### [Aim of the task]
Where a line contains the word "face", copy that line in full.

[Stored data]
--- Start ---

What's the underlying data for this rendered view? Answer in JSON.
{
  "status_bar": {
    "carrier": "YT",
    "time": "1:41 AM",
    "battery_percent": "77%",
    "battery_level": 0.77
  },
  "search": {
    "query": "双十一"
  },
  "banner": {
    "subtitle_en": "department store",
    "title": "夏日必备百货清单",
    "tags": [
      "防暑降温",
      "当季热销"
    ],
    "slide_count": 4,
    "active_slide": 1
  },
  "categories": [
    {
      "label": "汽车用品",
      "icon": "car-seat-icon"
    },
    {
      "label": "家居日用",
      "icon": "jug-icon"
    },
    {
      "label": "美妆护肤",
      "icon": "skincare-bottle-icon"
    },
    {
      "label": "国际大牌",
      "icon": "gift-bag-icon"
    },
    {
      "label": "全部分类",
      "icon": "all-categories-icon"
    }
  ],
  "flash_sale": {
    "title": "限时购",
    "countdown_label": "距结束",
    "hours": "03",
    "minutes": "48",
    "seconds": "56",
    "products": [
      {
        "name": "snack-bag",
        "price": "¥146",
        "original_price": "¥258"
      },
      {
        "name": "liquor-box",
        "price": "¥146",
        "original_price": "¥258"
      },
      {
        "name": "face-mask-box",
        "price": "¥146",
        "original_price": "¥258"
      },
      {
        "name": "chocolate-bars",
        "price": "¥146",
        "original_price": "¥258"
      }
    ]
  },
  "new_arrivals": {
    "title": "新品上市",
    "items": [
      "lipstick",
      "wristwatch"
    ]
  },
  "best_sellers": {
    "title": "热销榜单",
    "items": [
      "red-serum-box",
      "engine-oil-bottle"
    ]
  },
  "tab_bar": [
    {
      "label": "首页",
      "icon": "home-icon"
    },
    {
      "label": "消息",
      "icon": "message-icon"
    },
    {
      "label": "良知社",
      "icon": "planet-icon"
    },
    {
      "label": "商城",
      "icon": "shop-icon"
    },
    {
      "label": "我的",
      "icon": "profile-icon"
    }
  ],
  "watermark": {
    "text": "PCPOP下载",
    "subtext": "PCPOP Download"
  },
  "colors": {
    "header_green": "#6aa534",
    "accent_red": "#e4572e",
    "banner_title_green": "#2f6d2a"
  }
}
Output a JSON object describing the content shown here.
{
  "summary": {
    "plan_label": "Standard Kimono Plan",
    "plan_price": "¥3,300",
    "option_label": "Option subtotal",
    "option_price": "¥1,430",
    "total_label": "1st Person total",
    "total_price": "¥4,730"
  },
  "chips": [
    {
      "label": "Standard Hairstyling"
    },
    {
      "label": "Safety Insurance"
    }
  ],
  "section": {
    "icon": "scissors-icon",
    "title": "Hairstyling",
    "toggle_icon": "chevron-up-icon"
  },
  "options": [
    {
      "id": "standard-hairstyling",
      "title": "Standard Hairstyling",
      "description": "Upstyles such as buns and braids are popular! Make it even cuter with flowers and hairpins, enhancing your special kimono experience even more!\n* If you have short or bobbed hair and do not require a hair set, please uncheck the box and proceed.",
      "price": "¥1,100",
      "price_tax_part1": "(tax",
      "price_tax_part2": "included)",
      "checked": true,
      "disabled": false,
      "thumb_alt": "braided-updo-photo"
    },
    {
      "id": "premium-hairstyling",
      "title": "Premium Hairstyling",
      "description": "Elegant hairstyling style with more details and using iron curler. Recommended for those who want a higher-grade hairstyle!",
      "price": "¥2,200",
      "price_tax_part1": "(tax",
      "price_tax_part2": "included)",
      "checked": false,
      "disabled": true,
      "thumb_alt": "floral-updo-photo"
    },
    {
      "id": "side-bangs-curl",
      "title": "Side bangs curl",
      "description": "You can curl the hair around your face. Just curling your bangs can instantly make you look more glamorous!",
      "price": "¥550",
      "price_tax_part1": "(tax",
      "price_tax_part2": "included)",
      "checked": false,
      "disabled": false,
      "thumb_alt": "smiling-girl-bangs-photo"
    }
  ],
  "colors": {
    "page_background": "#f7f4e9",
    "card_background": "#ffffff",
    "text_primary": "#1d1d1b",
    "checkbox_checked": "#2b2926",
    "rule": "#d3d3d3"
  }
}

--- End ---

### [Solution to the problem]
        "name": "face-mask-box",
      "description": "You can curl the hair around your face. Just curling your bangs can instantly make you look more glamorous!",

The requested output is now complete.